[REQUIRED WORK] Your task is to copy each line that has the word "into".

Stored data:

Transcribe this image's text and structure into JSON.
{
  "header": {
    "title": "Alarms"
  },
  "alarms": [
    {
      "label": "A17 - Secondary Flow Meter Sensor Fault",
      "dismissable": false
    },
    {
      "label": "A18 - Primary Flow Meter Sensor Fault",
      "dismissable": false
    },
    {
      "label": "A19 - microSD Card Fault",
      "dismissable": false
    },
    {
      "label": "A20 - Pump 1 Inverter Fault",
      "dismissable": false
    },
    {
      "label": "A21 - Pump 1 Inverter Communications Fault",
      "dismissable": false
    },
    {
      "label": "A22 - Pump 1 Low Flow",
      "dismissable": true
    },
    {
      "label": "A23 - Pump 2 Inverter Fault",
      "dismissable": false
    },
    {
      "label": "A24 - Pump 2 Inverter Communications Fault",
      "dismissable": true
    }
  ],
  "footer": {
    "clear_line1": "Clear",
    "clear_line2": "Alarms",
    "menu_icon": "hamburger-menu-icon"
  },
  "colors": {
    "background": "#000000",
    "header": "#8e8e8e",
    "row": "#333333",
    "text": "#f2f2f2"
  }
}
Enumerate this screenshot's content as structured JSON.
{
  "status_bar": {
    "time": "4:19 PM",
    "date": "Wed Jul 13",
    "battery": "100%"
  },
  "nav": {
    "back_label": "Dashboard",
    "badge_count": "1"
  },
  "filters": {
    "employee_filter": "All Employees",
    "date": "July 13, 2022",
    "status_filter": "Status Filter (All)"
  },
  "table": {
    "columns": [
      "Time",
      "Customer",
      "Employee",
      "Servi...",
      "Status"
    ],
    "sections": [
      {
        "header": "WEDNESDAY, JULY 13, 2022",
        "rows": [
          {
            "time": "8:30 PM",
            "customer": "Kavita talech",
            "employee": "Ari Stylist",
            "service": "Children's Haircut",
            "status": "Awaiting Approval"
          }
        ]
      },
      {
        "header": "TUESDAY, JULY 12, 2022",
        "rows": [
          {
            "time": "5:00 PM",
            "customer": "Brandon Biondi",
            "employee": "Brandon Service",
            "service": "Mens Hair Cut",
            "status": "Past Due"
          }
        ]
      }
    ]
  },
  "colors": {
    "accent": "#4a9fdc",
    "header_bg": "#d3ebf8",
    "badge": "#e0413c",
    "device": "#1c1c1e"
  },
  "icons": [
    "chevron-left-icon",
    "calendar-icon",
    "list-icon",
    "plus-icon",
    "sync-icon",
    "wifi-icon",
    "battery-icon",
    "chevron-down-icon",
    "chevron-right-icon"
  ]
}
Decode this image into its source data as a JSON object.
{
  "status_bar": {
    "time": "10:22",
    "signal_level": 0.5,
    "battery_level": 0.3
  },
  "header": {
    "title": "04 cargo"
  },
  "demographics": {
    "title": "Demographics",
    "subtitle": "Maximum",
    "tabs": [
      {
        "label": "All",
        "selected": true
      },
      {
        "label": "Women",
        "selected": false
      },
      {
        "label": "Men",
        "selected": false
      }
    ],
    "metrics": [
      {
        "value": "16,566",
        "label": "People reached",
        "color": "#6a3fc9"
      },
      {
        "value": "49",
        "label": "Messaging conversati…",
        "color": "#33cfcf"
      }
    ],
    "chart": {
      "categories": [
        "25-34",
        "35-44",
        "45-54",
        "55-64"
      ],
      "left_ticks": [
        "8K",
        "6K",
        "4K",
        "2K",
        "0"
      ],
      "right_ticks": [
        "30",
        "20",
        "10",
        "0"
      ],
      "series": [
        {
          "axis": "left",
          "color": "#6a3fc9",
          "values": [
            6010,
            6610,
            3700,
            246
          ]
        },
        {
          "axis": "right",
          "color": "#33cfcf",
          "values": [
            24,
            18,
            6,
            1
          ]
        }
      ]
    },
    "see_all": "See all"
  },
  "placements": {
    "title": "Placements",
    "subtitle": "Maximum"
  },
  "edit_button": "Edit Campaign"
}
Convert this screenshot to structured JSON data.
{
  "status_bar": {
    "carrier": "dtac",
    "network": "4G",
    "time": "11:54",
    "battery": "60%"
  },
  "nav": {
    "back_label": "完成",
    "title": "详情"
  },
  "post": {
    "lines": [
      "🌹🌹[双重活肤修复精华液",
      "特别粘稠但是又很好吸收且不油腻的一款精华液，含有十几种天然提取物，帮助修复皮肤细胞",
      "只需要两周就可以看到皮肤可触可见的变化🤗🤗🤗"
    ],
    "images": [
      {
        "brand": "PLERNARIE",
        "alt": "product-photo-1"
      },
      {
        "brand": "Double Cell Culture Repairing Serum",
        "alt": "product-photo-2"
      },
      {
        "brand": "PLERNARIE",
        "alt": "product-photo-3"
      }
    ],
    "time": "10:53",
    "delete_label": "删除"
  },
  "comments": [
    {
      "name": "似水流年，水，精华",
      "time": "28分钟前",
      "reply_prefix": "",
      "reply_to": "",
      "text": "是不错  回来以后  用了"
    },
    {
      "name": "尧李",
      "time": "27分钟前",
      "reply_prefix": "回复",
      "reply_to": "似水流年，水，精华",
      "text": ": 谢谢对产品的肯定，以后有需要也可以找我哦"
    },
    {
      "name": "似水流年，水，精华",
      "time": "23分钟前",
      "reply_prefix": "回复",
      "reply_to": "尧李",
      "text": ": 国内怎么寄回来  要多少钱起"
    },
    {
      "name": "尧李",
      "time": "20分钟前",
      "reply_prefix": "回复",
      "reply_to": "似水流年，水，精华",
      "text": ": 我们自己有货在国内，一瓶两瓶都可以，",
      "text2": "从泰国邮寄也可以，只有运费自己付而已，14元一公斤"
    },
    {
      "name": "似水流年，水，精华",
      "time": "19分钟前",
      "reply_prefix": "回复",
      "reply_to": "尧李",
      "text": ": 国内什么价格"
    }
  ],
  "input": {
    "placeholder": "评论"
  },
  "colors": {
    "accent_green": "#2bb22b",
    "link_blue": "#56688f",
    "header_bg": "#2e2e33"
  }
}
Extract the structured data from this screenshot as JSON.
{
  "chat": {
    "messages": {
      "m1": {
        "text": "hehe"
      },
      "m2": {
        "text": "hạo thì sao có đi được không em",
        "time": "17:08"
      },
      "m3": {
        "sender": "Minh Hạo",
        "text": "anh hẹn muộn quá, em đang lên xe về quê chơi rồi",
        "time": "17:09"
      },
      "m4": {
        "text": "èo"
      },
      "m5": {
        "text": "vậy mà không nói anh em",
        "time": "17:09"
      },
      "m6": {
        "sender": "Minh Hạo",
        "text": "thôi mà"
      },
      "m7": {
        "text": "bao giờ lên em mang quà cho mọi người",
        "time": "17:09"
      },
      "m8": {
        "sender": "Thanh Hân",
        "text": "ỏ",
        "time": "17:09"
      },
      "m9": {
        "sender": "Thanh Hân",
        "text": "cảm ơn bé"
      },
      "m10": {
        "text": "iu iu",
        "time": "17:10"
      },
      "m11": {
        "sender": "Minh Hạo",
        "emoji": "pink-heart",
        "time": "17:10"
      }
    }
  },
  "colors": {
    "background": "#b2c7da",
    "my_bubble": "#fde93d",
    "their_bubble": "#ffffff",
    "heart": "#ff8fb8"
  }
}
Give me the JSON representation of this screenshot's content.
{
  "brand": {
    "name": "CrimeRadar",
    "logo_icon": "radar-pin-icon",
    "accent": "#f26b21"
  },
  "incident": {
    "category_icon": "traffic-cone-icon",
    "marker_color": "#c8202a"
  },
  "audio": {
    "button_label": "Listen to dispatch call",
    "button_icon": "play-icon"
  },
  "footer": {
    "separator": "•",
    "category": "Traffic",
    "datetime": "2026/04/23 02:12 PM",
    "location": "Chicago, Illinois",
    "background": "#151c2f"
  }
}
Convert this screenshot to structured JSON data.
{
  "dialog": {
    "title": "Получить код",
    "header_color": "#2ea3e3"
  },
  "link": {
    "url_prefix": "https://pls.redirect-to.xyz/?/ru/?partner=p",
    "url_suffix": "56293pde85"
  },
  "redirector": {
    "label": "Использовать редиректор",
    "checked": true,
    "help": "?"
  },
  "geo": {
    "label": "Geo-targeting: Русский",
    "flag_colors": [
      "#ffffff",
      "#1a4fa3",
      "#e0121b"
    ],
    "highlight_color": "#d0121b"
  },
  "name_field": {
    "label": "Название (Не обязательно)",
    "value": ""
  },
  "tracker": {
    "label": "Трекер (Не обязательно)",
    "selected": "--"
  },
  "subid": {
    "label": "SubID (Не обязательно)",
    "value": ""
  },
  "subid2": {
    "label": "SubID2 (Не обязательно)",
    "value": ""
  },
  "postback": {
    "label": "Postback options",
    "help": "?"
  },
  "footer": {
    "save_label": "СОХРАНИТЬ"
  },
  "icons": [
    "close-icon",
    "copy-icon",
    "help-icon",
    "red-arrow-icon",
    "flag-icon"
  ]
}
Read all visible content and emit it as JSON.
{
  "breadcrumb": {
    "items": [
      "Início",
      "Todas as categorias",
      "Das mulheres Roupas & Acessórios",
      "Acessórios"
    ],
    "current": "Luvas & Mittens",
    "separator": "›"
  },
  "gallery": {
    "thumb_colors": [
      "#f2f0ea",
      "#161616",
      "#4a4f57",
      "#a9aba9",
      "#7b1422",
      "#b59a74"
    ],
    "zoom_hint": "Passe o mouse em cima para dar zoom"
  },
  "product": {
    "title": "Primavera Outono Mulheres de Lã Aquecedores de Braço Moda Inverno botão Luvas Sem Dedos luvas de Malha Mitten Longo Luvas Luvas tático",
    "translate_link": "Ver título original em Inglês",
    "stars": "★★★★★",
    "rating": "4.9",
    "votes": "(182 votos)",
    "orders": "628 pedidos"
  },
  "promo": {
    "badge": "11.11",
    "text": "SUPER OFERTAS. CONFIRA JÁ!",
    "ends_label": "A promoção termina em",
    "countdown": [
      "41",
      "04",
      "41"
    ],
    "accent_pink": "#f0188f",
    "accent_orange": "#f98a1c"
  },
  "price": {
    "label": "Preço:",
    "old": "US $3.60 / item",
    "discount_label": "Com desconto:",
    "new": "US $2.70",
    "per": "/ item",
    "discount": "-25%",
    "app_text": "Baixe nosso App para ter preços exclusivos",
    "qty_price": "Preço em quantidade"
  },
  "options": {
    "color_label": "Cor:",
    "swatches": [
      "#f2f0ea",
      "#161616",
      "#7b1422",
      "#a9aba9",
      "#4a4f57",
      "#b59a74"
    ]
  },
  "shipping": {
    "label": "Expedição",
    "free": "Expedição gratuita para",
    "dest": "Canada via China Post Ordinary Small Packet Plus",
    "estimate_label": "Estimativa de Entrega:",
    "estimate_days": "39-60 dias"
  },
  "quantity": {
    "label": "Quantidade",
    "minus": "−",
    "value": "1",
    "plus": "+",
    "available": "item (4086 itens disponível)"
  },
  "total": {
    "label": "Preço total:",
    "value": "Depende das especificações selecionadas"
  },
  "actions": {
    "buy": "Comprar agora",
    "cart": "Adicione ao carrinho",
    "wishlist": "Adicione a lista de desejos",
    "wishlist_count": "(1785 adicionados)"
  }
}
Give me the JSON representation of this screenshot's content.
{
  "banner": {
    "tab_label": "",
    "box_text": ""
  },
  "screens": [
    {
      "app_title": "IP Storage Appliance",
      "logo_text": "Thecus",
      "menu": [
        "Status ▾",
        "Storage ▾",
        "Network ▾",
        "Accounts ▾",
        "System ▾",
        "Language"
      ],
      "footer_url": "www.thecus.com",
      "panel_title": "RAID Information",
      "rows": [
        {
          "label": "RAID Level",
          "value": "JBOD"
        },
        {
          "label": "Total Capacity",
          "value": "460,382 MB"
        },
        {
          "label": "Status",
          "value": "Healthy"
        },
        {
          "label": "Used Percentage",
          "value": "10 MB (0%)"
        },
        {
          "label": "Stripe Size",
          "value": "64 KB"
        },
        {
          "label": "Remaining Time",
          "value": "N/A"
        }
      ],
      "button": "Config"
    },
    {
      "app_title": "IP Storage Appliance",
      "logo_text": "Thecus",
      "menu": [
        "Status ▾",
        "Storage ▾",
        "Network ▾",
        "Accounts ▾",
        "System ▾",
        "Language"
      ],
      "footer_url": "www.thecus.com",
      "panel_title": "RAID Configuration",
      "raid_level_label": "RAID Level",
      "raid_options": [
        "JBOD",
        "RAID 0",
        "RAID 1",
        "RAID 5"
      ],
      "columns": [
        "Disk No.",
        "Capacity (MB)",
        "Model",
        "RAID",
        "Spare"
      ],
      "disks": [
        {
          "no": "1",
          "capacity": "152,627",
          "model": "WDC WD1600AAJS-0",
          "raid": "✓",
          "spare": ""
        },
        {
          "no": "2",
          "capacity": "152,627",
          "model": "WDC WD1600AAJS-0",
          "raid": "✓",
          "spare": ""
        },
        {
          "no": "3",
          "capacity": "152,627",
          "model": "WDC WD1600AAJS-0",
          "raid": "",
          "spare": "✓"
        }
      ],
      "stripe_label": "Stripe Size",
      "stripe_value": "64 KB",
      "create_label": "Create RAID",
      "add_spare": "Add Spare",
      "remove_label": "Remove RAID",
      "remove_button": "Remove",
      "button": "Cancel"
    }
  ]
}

[TASK SOLUTION]
Transcribe this image's text and structure into JSON.
Decode this image into its source data as a JSON object.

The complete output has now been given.